Dataset entries:

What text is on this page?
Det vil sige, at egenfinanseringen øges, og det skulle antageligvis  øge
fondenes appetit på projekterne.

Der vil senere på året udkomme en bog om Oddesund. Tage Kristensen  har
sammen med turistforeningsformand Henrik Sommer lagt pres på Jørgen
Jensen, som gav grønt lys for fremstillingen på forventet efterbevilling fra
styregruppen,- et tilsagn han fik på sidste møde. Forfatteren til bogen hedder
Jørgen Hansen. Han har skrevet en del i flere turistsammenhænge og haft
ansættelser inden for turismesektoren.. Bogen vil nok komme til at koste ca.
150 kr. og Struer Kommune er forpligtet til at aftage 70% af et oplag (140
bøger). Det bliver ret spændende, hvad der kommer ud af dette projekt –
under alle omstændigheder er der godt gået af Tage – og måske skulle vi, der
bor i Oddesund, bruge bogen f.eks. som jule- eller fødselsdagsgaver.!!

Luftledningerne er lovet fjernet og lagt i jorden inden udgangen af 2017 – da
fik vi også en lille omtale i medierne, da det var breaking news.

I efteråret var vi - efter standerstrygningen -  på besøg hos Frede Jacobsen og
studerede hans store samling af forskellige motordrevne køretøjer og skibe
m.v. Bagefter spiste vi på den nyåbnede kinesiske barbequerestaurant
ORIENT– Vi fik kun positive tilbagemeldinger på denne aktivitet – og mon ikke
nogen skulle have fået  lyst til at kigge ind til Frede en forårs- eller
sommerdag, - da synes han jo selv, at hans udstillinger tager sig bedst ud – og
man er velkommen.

EXERCISE OBJECTIVE: Every record above must be duplicated exactly.

IN RESPONSE:
What text is on this page?
Det vil sige, at egenfinanseringen øges, og det skulle antageligvis  øge
fondenes appetit på projekterne.

Der vil senere på året udkomme en bog om Oddesund. Tage Kristensen  har
sammen med turistforeningsformand Henrik Sommer lagt pres på Jørgen
Jensen, som gav grønt lys for fremstillingen på forventet efterbevilling fra
styregruppen,- et tilsagn han fik på sidste møde. Forfatteren til bogen hedder
Jørgen Hansen. Han har skrevet en del i flere turistsammenhænge og haft
ansættelser inden for turismesektoren.. Bogen vil nok komme til at koste ca.
150 kr. og Struer Kommune er forpligtet til at aftage 70% af et oplag (140
bøger). Det bliver ret spændende, hvad der kommer ud af dette projekt –
under alle omstændigheder er der godt gået af Tage – og måske skulle vi, der
bor i Oddesund, bruge bogen f.eks. som jule- eller fødselsdagsgaver.!!

Luftledningerne er lovet fjernet og lagt i jorden inden udgangen af 2017 – da
fik vi også en lille omtale i medierne, da det var breaking news.

I efteråret var vi - efter standerstrygningen -  på besøg hos Frede Jacobsen og
studerede hans store samling af forskellige motordrevne køretøjer og skibe
m.v. Bagefter spiste vi på den nyåbnede kinesiske barbequerestaurant
ORIENT– Vi fik kun positive tilbagemeldinger på denne aktivitet – og mon ikke
nogen skulle have fået  lyst til at kigge ind til Frede en forårs- eller
sommerdag, - da synes han jo selv, at hans udstillinger tager sig bedst ud – og
man er velkommen.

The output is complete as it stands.